Figure record listings ::
[Begin]

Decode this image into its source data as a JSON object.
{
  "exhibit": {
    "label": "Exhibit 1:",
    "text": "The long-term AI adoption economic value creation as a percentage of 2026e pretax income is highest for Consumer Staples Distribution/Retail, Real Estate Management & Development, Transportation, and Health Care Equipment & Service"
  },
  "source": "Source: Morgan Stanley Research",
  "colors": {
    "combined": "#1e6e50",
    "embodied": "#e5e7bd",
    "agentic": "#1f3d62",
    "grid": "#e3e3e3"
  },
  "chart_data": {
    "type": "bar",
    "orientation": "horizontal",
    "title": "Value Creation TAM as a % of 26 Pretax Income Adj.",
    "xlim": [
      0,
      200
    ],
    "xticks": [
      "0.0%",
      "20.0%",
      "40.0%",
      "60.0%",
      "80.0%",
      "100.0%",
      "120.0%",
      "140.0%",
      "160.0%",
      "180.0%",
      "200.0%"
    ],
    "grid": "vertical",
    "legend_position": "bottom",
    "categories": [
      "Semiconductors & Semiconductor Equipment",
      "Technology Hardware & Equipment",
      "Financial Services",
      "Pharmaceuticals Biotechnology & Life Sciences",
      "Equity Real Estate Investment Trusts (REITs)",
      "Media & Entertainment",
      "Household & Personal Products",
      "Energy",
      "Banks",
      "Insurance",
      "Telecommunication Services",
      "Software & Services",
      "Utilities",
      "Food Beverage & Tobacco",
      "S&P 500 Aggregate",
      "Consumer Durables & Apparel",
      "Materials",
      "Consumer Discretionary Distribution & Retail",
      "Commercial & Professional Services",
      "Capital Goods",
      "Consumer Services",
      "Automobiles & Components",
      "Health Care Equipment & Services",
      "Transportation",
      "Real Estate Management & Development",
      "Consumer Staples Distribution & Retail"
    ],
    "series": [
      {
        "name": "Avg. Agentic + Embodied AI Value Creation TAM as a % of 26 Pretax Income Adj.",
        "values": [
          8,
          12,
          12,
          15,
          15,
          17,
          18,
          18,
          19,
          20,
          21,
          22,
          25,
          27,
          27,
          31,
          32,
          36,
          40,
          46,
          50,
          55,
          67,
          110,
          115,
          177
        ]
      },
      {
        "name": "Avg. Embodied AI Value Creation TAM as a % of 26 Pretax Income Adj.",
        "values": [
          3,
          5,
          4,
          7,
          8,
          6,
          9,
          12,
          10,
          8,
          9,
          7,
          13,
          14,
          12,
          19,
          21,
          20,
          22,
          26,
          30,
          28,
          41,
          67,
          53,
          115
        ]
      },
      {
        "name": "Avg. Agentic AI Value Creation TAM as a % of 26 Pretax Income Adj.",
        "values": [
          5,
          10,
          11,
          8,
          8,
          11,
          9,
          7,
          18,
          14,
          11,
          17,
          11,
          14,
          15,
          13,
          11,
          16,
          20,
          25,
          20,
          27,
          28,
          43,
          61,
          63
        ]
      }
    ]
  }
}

[End]
[Begin]

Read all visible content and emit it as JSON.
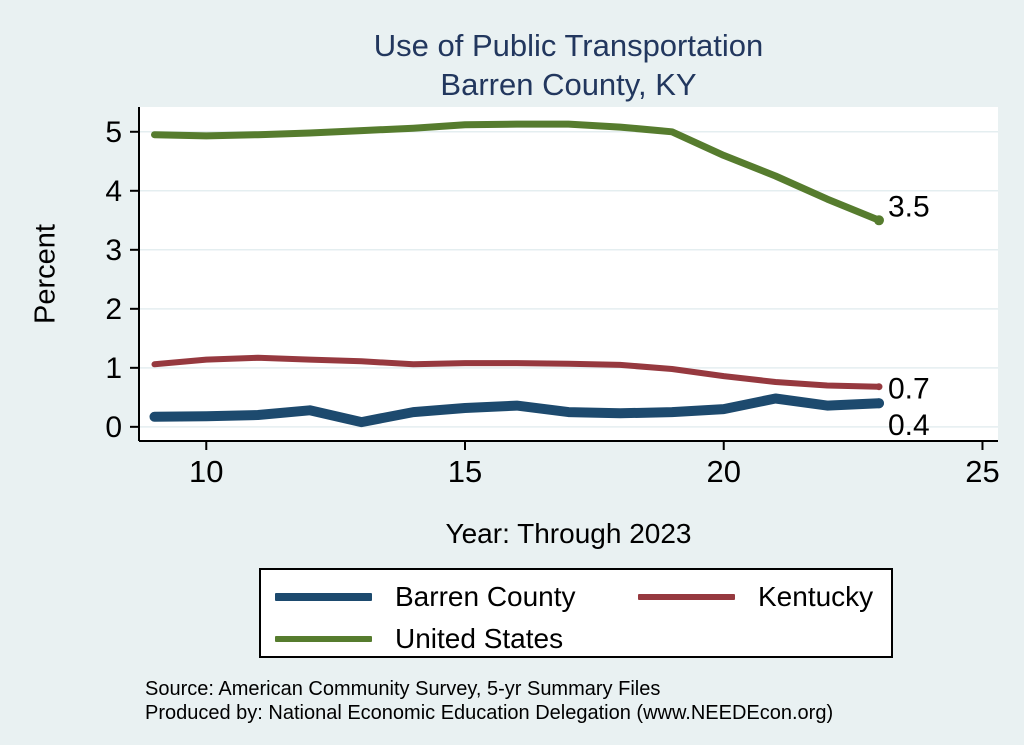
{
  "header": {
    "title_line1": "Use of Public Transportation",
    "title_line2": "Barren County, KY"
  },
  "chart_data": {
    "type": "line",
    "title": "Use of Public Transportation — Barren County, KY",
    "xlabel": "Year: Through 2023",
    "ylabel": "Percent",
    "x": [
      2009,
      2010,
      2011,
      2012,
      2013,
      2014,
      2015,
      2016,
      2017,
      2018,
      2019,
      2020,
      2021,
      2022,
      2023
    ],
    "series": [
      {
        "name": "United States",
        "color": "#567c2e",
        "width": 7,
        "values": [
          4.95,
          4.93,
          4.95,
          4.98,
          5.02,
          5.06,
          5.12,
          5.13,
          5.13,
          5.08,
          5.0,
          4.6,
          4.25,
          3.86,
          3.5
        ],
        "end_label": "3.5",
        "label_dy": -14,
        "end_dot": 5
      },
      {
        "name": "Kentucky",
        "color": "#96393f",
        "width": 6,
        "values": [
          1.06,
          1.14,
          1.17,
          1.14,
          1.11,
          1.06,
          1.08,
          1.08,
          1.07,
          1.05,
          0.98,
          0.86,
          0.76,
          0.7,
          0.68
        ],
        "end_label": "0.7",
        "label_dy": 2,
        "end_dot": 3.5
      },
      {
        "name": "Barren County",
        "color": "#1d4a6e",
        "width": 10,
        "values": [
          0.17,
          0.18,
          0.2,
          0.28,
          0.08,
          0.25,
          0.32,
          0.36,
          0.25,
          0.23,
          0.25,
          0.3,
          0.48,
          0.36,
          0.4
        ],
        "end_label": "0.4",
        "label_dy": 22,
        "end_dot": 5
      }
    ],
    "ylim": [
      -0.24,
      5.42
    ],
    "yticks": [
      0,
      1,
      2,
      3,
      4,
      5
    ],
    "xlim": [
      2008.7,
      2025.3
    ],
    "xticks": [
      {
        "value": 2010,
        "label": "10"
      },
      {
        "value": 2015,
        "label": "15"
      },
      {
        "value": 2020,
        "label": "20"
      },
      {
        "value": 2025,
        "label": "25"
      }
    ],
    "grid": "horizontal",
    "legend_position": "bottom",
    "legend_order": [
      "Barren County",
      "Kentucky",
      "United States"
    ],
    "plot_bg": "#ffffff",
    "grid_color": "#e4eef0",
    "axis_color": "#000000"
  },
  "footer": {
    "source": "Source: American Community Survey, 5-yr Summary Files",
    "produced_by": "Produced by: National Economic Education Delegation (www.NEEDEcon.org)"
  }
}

[End]
[Begin]

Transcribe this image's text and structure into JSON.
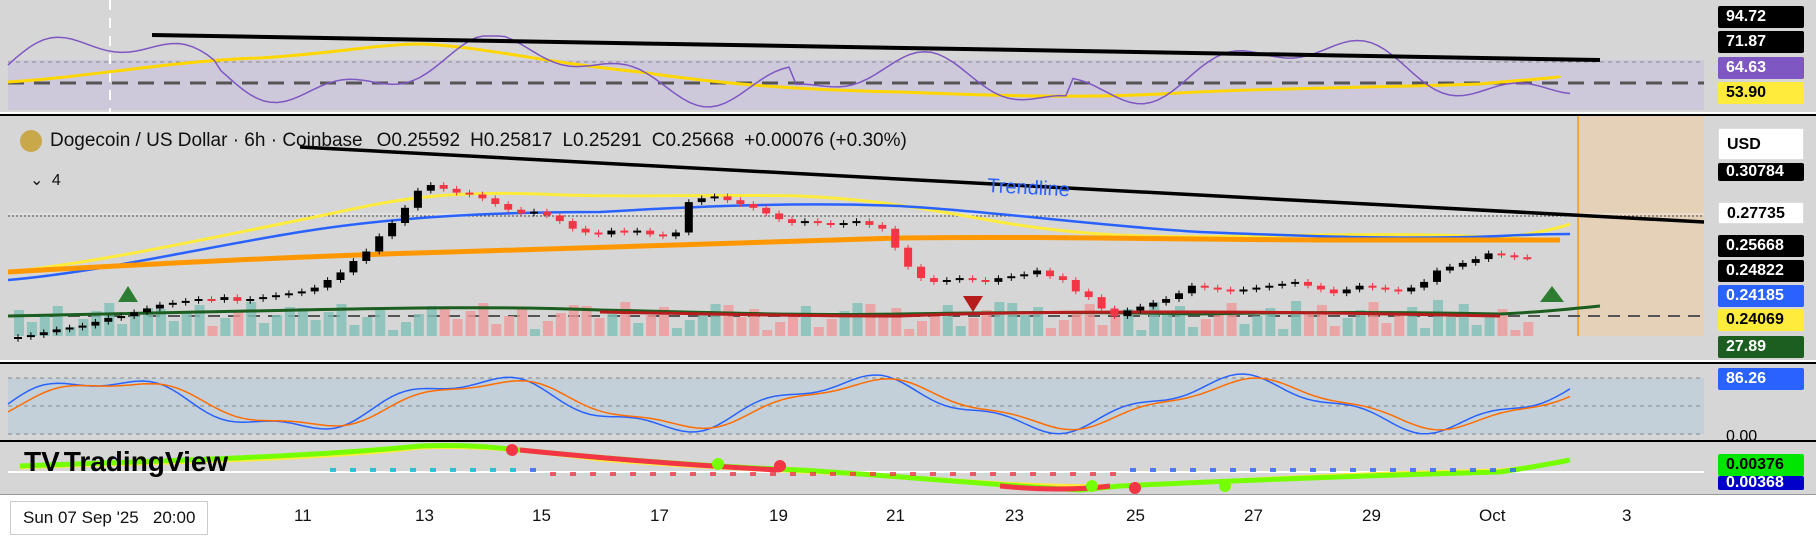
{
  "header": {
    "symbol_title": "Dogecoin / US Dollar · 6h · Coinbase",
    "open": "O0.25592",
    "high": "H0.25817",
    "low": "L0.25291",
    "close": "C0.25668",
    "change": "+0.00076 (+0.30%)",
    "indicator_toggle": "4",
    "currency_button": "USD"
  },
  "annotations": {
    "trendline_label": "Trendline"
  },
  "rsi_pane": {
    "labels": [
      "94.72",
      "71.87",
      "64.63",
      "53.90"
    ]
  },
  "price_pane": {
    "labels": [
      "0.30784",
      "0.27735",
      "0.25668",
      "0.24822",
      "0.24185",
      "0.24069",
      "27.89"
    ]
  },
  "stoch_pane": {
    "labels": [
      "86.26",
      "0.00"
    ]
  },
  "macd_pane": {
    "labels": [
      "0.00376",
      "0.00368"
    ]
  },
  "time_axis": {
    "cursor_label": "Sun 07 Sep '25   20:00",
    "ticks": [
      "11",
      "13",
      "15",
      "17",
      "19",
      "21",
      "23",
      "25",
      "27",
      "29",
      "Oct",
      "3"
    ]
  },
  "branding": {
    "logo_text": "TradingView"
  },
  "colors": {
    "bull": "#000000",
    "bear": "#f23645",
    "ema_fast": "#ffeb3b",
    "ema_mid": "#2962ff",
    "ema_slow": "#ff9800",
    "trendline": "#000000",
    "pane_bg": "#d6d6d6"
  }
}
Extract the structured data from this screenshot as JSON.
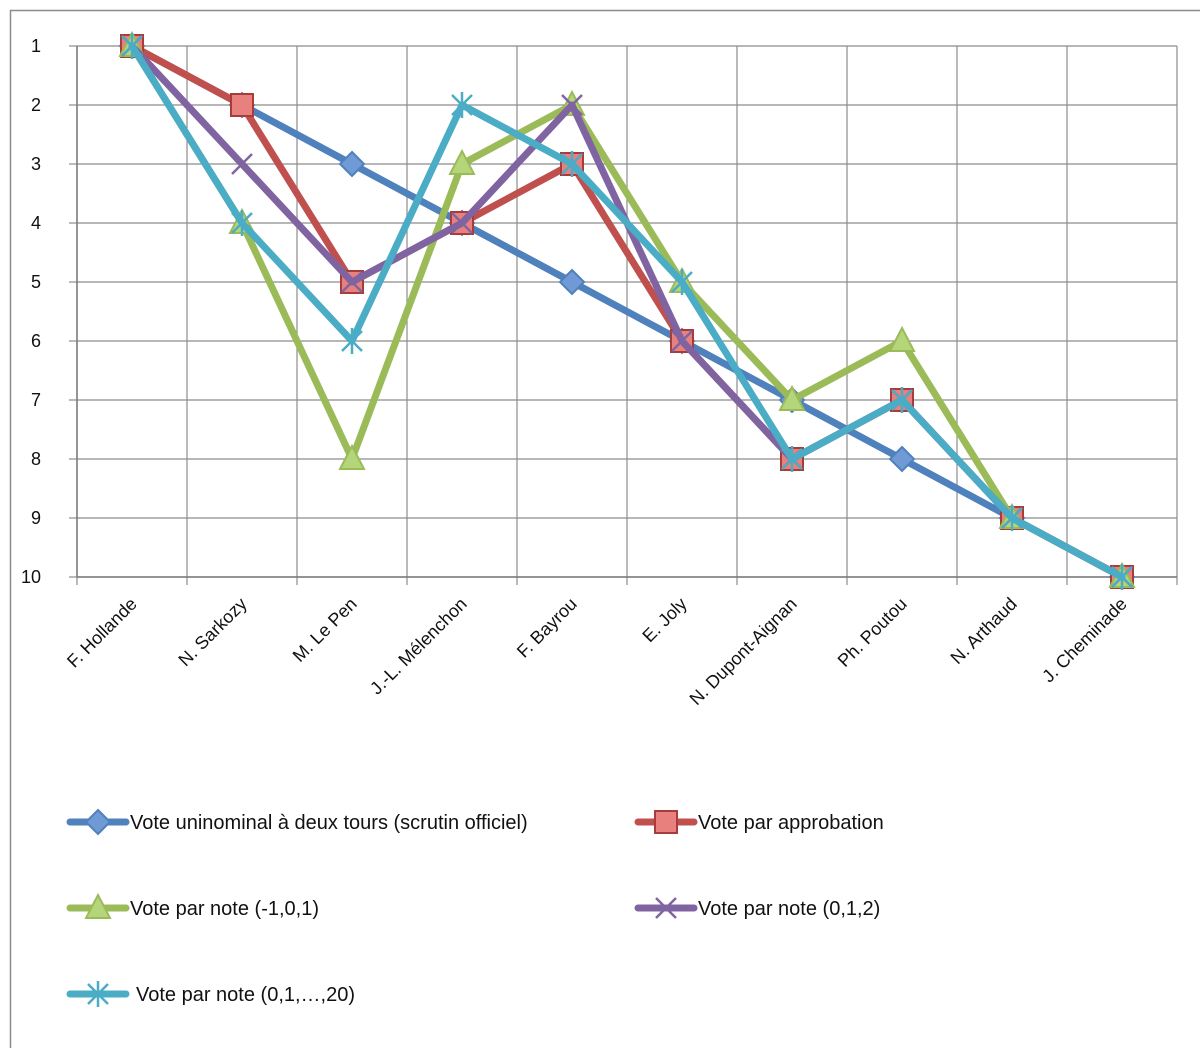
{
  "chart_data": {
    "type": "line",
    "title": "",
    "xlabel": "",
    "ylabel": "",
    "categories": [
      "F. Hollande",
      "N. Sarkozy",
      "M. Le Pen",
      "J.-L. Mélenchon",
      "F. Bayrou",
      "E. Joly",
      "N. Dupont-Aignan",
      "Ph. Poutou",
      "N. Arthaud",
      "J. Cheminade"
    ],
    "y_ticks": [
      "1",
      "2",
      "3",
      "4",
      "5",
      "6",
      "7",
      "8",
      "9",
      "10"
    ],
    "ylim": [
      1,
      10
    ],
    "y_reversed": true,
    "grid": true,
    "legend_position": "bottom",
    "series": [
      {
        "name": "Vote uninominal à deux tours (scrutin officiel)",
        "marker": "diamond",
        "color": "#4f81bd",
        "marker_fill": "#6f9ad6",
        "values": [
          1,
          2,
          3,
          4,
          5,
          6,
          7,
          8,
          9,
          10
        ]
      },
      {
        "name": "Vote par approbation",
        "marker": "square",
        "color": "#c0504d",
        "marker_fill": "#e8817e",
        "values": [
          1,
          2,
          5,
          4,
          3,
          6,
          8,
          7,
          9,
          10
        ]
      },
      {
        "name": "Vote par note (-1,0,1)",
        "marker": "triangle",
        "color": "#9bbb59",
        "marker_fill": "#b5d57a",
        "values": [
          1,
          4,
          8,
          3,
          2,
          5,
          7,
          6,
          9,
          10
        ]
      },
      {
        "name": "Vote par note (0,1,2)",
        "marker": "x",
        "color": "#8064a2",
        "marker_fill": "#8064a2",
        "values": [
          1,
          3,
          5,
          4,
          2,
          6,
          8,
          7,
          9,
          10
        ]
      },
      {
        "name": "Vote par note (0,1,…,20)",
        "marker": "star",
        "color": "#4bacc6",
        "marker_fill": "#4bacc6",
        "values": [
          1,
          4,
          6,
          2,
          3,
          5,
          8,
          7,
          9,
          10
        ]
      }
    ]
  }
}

[End]

Exercise requirements :: Pick out each line that holds the string "JSON".

Expected output ::
Decode this image into its source data as a JSON object.
Read all visible content and emit it as JSON.
Transcribe this image's text and structure into JSON.
Extract the structured data from this screenshot as JSON.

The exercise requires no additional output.